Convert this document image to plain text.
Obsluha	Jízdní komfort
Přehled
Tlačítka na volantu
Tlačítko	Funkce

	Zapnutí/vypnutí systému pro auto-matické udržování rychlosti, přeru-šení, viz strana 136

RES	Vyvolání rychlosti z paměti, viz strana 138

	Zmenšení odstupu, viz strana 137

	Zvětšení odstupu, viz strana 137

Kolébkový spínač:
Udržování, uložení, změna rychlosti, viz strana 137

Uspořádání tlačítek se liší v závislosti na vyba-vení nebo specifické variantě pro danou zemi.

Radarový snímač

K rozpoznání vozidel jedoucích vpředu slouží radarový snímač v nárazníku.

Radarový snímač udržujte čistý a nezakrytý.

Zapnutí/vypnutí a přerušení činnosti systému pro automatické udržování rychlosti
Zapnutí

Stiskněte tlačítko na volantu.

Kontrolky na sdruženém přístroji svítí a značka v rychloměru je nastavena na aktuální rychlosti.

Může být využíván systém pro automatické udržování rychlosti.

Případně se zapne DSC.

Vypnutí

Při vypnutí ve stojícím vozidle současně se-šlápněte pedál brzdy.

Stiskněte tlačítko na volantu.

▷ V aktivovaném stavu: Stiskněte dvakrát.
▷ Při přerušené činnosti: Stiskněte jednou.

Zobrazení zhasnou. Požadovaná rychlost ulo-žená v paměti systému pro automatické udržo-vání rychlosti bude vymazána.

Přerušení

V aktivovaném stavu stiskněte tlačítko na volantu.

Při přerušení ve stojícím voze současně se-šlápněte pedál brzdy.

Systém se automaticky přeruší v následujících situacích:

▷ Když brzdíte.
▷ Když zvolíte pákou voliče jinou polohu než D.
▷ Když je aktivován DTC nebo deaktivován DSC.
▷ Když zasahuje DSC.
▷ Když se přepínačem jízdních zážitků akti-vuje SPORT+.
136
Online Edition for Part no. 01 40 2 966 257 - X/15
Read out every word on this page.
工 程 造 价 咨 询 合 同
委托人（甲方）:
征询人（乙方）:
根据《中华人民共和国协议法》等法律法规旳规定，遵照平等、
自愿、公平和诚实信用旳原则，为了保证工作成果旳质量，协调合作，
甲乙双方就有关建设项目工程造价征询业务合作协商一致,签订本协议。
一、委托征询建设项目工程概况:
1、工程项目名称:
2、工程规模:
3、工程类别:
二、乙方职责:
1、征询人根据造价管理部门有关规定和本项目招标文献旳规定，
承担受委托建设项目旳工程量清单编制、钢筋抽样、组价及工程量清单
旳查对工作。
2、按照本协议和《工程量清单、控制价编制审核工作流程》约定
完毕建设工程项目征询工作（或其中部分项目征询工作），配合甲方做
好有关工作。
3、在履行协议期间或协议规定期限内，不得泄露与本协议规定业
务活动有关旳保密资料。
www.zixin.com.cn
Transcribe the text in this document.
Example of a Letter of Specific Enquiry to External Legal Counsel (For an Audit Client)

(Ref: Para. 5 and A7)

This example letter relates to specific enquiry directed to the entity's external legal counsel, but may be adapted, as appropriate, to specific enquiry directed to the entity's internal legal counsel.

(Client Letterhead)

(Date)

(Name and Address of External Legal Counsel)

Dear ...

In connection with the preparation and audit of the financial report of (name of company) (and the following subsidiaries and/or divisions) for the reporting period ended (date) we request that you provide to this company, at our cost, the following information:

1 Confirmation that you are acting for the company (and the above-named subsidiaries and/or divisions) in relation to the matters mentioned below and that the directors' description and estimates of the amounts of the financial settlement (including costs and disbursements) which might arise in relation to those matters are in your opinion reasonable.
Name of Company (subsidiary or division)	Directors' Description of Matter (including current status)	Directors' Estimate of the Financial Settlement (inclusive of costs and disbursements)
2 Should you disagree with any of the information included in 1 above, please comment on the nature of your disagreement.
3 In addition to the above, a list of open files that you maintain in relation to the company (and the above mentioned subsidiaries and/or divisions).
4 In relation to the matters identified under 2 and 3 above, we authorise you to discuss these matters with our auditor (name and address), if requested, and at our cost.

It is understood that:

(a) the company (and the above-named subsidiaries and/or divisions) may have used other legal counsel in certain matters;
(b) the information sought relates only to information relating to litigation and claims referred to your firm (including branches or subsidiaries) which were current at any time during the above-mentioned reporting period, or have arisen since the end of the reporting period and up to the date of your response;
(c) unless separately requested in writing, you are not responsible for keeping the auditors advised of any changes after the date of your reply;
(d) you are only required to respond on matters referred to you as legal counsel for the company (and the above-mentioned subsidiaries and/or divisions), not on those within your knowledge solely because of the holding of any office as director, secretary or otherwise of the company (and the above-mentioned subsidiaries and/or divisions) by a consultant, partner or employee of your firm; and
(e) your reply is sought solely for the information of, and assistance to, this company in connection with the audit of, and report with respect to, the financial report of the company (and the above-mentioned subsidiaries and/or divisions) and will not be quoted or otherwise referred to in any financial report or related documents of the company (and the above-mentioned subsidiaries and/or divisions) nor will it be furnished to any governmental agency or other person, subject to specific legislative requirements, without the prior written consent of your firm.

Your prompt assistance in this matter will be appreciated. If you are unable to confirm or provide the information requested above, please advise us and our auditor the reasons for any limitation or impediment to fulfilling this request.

——————

Request – Pick out the lines containing the string "disbursements" and show them.

Task solution –
1 Confirmation that you are acting for the company (and the above-named subsidiaries and/or divisions) in relation to the matters mentioned below and that the directors' description and estimates of the amounts of the financial settlement (including costs and disbursements) which might arise in relation to those matters are in your opinion reasonable.
Name of Company (subsidiary or division)	Directors' Description of Matter (including current status)	Directors' Estimate of the Financial Settlement (inclusive of costs and disbursements)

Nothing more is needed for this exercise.